| Set task |
Copy every line in which the string "this" occurs.

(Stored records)
——————

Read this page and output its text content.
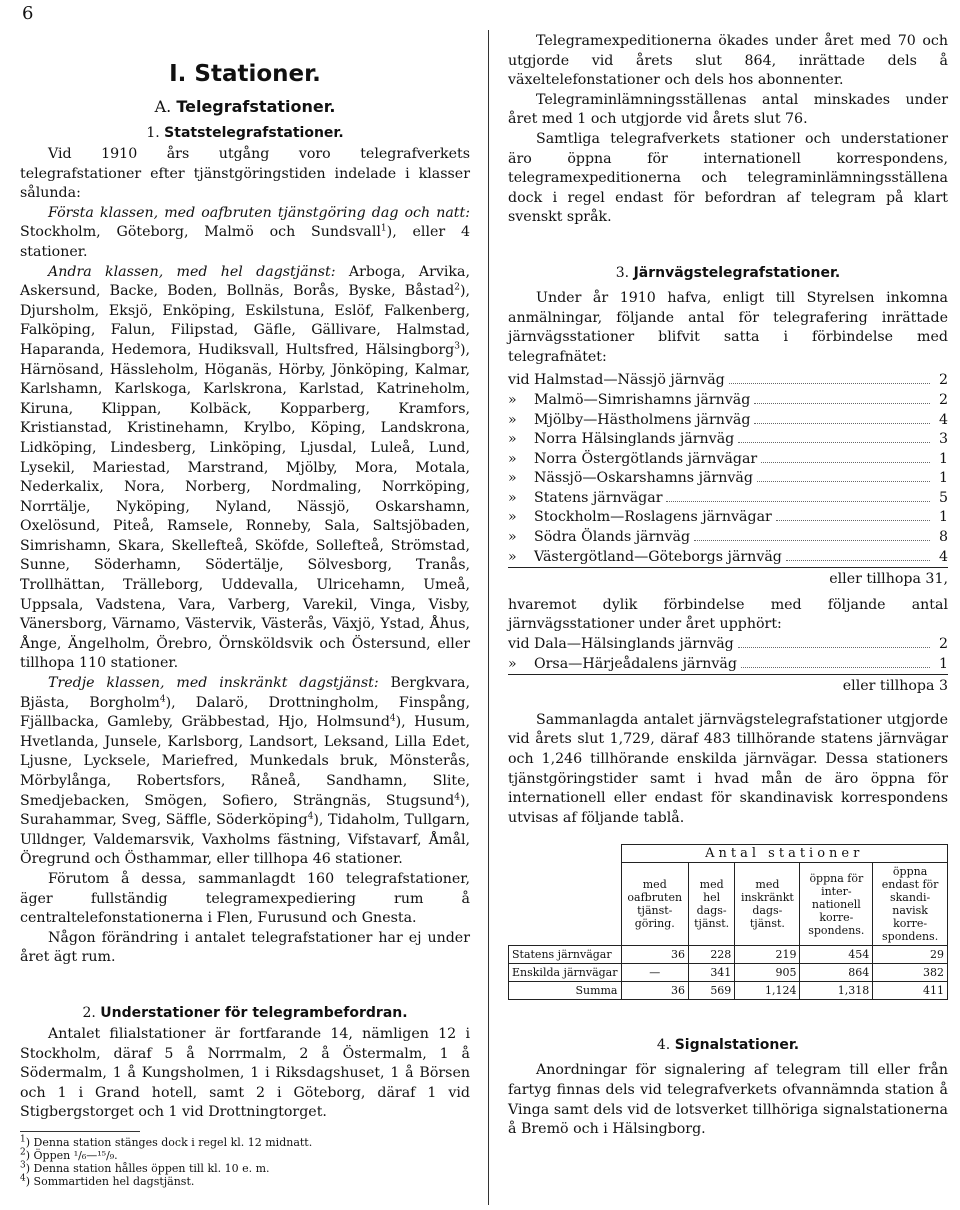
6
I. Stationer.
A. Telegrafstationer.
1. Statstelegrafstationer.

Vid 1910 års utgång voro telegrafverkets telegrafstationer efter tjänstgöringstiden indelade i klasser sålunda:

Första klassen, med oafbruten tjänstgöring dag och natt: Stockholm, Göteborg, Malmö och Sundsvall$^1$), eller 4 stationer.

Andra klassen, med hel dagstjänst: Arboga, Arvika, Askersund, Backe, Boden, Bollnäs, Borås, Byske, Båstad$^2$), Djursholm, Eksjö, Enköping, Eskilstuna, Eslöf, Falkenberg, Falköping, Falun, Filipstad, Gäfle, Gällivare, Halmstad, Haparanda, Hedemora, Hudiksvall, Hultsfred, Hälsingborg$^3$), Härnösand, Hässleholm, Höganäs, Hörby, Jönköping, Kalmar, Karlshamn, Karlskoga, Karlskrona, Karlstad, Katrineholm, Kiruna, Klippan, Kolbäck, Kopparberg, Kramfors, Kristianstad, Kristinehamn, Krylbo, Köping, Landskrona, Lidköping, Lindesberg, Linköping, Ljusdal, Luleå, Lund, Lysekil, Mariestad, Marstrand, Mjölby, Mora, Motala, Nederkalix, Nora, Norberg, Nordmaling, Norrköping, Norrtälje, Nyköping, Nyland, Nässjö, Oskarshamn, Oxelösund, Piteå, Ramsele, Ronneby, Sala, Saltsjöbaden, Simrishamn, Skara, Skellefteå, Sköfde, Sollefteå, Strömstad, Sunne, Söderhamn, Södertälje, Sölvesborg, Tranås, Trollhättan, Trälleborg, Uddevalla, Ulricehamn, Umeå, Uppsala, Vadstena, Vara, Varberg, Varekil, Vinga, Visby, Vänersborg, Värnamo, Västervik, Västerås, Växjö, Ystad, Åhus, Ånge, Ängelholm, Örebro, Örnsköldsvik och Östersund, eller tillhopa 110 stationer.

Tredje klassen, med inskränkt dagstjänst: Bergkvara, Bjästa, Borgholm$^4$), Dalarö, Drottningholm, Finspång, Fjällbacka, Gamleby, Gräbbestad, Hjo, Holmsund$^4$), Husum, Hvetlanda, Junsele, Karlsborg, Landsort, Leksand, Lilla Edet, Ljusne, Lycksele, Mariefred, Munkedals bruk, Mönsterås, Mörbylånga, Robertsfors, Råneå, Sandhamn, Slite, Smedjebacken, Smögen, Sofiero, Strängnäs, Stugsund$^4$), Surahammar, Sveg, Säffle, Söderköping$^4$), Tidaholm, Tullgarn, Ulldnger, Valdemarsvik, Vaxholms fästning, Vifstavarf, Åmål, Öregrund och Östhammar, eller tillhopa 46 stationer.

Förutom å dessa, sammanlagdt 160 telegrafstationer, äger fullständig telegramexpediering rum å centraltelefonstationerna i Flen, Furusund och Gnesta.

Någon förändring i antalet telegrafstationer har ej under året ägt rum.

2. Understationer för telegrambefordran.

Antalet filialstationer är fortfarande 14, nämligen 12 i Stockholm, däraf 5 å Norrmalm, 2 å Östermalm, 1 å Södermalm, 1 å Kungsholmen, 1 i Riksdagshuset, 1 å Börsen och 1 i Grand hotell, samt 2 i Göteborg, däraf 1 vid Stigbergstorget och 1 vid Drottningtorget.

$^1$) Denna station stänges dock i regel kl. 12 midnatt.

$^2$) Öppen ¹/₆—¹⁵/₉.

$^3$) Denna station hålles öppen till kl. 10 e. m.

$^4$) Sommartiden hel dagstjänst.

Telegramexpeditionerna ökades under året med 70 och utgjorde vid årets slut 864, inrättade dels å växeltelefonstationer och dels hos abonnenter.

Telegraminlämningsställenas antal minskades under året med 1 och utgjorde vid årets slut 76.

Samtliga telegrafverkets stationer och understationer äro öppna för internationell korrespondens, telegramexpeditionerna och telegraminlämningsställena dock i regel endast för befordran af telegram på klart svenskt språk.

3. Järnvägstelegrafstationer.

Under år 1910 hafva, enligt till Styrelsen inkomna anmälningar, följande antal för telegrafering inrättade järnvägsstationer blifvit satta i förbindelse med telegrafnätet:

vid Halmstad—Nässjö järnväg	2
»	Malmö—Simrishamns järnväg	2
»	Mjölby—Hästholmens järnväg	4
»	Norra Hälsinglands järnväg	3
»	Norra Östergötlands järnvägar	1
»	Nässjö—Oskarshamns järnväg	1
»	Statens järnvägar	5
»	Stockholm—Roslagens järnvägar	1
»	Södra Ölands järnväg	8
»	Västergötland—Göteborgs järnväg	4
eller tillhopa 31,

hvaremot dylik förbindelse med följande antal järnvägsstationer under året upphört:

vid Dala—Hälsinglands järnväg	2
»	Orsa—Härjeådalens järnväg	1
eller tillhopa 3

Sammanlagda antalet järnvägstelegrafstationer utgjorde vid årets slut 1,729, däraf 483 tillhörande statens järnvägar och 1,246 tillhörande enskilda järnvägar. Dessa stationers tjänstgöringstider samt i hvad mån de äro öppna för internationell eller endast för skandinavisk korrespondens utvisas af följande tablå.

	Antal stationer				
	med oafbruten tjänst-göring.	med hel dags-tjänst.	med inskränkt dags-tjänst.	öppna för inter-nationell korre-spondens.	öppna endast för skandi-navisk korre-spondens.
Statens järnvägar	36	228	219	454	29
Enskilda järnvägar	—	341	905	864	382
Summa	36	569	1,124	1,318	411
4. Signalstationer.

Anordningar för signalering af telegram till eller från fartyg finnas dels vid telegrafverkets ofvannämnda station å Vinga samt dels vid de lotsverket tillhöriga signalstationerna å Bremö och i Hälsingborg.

——————

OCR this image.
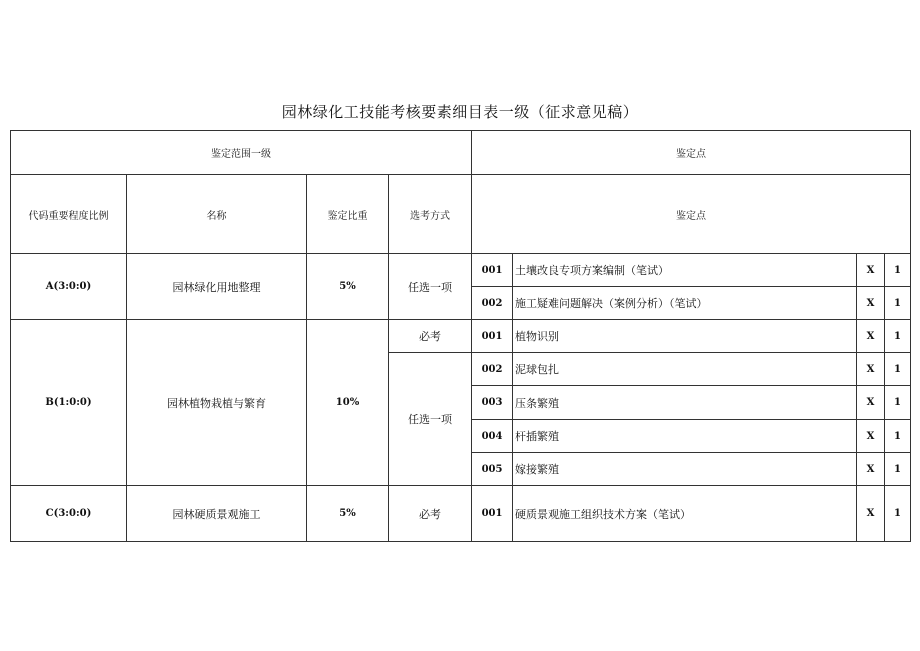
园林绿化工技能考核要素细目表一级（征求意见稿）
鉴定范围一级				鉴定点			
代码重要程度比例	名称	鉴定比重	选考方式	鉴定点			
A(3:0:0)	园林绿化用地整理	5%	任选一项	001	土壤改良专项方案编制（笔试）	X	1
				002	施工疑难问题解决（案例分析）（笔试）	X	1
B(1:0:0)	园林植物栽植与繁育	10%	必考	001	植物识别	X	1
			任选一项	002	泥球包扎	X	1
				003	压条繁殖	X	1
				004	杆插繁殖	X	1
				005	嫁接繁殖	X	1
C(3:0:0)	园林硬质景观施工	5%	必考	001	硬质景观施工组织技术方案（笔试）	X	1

——————

| Written answer |
Read this page and output its text content.
OCR this image.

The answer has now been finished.